### REQUIRED TASK
Exact repetition of every entry is required.

:: SOURCE MATERIAL

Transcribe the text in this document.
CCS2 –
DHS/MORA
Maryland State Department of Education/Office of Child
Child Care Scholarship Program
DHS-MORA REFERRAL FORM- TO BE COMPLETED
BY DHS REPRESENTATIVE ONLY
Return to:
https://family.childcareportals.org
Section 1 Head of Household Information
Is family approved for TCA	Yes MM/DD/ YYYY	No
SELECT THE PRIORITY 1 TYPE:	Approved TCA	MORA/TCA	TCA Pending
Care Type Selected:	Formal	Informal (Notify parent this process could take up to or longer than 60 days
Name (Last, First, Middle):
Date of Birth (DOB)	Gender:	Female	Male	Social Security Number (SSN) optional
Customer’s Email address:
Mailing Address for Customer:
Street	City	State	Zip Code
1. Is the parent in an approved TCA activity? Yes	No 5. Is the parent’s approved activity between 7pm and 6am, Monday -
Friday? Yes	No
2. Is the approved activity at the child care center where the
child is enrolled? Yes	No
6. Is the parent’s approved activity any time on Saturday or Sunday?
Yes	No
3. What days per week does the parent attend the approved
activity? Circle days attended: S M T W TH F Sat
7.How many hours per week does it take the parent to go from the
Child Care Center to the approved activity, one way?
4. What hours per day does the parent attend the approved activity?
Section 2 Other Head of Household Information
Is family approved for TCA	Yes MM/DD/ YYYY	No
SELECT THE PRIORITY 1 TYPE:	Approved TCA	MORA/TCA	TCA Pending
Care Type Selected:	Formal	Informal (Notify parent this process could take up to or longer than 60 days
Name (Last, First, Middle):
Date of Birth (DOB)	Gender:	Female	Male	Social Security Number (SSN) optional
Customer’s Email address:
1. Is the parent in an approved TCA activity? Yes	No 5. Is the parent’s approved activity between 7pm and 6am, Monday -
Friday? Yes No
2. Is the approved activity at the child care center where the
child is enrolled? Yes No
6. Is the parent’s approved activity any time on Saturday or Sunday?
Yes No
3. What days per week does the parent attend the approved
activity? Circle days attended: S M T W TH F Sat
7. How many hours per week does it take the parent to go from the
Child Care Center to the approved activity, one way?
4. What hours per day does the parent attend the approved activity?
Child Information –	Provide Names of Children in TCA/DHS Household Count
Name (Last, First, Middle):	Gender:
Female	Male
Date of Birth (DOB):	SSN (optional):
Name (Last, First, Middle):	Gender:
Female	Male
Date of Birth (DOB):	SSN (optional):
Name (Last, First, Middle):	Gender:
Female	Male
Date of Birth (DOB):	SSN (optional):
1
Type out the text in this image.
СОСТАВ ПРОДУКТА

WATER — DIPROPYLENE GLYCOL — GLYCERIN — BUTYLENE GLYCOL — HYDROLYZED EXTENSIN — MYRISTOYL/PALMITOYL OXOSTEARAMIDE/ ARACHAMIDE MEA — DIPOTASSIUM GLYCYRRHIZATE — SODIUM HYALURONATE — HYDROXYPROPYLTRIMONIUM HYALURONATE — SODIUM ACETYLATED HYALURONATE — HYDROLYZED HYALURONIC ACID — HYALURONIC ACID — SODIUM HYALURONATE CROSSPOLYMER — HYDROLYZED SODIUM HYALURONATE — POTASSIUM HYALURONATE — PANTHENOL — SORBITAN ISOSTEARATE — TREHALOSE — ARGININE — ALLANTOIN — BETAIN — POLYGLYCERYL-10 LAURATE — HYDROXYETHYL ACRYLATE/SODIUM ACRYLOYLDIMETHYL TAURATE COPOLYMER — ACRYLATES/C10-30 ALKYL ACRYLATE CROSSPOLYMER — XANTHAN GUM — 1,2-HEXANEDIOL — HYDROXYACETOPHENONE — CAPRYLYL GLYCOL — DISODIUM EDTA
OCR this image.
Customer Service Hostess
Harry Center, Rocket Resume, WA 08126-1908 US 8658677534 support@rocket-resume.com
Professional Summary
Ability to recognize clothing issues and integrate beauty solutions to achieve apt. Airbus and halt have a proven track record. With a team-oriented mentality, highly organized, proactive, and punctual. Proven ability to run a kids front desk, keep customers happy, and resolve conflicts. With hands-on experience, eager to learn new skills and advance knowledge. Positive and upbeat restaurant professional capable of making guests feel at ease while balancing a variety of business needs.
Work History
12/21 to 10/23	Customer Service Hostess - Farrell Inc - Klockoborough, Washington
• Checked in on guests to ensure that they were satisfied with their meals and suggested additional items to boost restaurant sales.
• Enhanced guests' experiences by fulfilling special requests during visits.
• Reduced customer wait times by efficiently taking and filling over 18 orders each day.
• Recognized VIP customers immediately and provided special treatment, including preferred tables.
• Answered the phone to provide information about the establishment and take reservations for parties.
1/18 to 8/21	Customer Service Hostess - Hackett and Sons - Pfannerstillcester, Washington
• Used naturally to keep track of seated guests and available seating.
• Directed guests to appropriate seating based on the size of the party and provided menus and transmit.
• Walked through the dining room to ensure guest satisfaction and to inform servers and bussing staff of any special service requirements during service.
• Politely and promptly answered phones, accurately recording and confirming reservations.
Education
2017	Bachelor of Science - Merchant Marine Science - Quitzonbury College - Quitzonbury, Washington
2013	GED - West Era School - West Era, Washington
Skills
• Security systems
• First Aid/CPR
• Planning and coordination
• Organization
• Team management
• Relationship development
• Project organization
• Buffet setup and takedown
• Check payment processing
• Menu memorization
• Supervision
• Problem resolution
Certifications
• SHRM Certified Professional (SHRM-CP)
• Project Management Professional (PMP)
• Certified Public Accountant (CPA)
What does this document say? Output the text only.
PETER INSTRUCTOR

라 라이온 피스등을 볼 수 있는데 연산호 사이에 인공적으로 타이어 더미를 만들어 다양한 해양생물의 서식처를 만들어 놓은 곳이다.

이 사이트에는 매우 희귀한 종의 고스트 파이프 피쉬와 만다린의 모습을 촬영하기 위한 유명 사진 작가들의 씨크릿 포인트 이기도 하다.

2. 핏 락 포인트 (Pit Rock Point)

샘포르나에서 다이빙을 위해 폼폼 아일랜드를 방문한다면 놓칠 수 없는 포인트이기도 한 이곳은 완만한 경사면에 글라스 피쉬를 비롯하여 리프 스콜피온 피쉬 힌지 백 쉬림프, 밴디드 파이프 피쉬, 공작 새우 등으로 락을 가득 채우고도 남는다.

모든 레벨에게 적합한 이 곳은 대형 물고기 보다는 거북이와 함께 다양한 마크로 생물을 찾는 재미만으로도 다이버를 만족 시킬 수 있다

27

::::

### EXPECTED OUTPUT
Transcribe the text in this document.
CCS2 –
DHS/MORA
Maryland State Department of Education/Office of Child
Child Care Scholarship Program
DHS-MORA REFERRAL FORM- TO BE COMPLETED
BY DHS REPRESENTATIVE ONLY
Return to:
https://family.childcareportals.org
Section 1 Head of Household Information
Is family approved for TCA	Yes MM/DD/ YYYY	No
SELECT THE PRIORITY 1 TYPE:	Approved TCA	MORA/TCA	TCA Pending
Care Type Selected:	Formal	Informal (Notify parent this process could take up to or longer than 60 days
Name (Last, First, Middle):
Date of Birth (DOB)	Gender:	Female	Male	Social Security Number (SSN) optional
Customer’s Email address:
Mailing Address for Customer:
Street	City	State	Zip Code
1. Is the parent in an approved TCA activity? Yes	No 5. Is the parent’s approved activity between 7pm and 6am, Monday -
Friday? Yes	No
2. Is the approved activity at the child care center where the
child is enrolled? Yes	No
6. Is the parent’s approved activity any time on Saturday or Sunday?
Yes	No
3. What days per week does the parent attend the approved
activity? Circle days attended: S M T W TH F Sat
7.How many hours per week does it take the parent to go from the
Child Care Center to the approved activity, one way?
4. What hours per day does the parent attend the approved activity?
Section 2 Other Head of Household Information
Is family approved for TCA	Yes MM/DD/ YYYY	No
SELECT THE PRIORITY 1 TYPE:	Approved TCA	MORA/TCA	TCA Pending
Care Type Selected:	Formal	Informal (Notify parent this process could take up to or longer than 60 days
Name (Last, First, Middle):
Date of Birth (DOB)	Gender:	Female	Male	Social Security Number (SSN) optional
Customer’s Email address:
1. Is the parent in an approved TCA activity? Yes	No 5. Is the parent’s approved activity between 7pm and 6am, Monday -
Friday? Yes No
2. Is the approved activity at the child care center where the
child is enrolled? Yes No
6. Is the parent’s approved activity any time on Saturday or Sunday?
Yes No
3. What days per week does the parent attend the approved
activity? Circle days attended: S M T W TH F Sat
7. How many hours per week does it take the parent to go from the
Child Care Center to the approved activity, one way?
4. What hours per day does the parent attend the approved activity?
Child Information –	Provide Names of Children in TCA/DHS Household Count
Name (Last, First, Middle):	Gender:
Female	Male
Date of Birth (DOB):	SSN (optional):
Name (Last, First, Middle):	Gender:
Female	Male
Date of Birth (DOB):	SSN (optional):
Name (Last, First, Middle):	Gender:
Female	Male
Date of Birth (DOB):	SSN (optional):
1
Type out the text in this image.
СОСТАВ ПРОДУКТА

WATER — DIPROPYLENE GLYCOL — GLYCERIN — BUTYLENE GLYCOL — HYDROLYZED EXTENSIN — MYRISTOYL/PALMITOYL OXOSTEARAMIDE/ ARACHAMIDE MEA — DIPOTASSIUM GLYCYRRHIZATE — SODIUM HYALURONATE — HYDROXYPROPYLTRIMONIUM HYALURONATE — SODIUM ACETYLATED HYALURONATE — HYDROLYZED HYALURONIC ACID — HYALURONIC ACID — SODIUM HYALURONATE CROSSPOLYMER — HYDROLYZED SODIUM HYALURONATE — POTASSIUM HYALURONATE — PANTHENOL — SORBITAN ISOSTEARATE — TREHALOSE — ARGININE — ALLANTOIN — BETAIN — POLYGLYCERYL-10 LAURATE — HYDROXYETHYL ACRYLATE/SODIUM ACRYLOYLDIMETHYL TAURATE COPOLYMER — ACRYLATES/C10-30 ALKYL ACRYLATE CROSSPOLYMER — XANTHAN GUM — 1,2-HEXANEDIOL — HYDROXYACETOPHENONE — CAPRYLYL GLYCOL — DISODIUM EDTA
OCR this image.
Customer Service Hostess
Harry Center, Rocket Resume, WA 08126-1908 US 8658677534 support@rocket-resume.com
Professional Summary
Ability to recognize clothing issues and integrate beauty solutions to achieve apt. Airbus and halt have a proven track record. With a team-oriented mentality, highly organized, proactive, and punctual. Proven ability to run a kids front desk, keep customers happy, and resolve conflicts. With hands-on experience, eager to learn new skills and advance knowledge. Positive and upbeat restaurant professional capable of making guests feel at ease while balancing a variety of business needs.
Work History
12/21 to 10/23	Customer Service Hostess - Farrell Inc - Klockoborough, Washington
• Checked in on guests to ensure that they were satisfied with their meals and suggested additional items to boost restaurant sales.
• Enhanced guests' experiences by fulfilling special requests during visits.
• Reduced customer wait times by efficiently taking and filling over 18 orders each day.
• Recognized VIP customers immediately and provided special treatment, including preferred tables.
• Answered the phone to provide information about the establishment and take reservations for parties.
1/18 to 8/21	Customer Service Hostess - Hackett and Sons - Pfannerstillcester, Washington
• Used naturally to keep track of seated guests and available seating.
• Directed guests to appropriate seating based on the size of the party and provided menus and transmit.
• Walked through the dining room to ensure guest satisfaction and to inform servers and bussing staff of any special service requirements during service.
• Politely and promptly answered phones, accurately recording and confirming reservations.
Education
2017	Bachelor of Science - Merchant Marine Science - Quitzonbury College - Quitzonbury, Washington
2013	GED - West Era School - West Era, Washington
Skills
• Security systems
• First Aid/CPR
• Planning and coordination
• Organization
• Team management
• Relationship development
• Project organization
• Buffet setup and takedown
• Check payment processing
• Menu memorization
• Supervision
• Problem resolution
Certifications
• SHRM Certified Professional (SHRM-CP)
• Project Management Professional (PMP)
• Certified Public Accountant (CPA)
What does this document say? Output the text only.
PETER INSTRUCTOR

라 라이온 피스등을 볼 수 있는데 연산호 사이에 인공적으로 타이어 더미를 만들어 다양한 해양생물의 서식처를 만들어 놓은 곳이다.

이 사이트에는 매우 희귀한 종의 고스트 파이프 피쉬와 만다린의 모습을 촬영하기 위한 유명 사진 작가들의 씨크릿 포인트 이기도 하다.

2. 핏 락 포인트 (Pit Rock Point)

샘포르나에서 다이빙을 위해 폼폼 아일랜드를 방문한다면 놓칠 수 없는 포인트이기도 한 이곳은 완만한 경사면에 글라스 피쉬를 비롯하여 리프 스콜피온 피쉬 힌지 백 쉬림프, 밴디드 파이프 피쉬, 공작 새우 등으로 락을 가득 채우고도 남는다.

모든 레벨에게 적합한 이 곳은 대형 물고기 보다는 거북이와 함께 다양한 마크로 생물을 찾는 재미만으로도 다이버를 만족 시킬 수 있다

27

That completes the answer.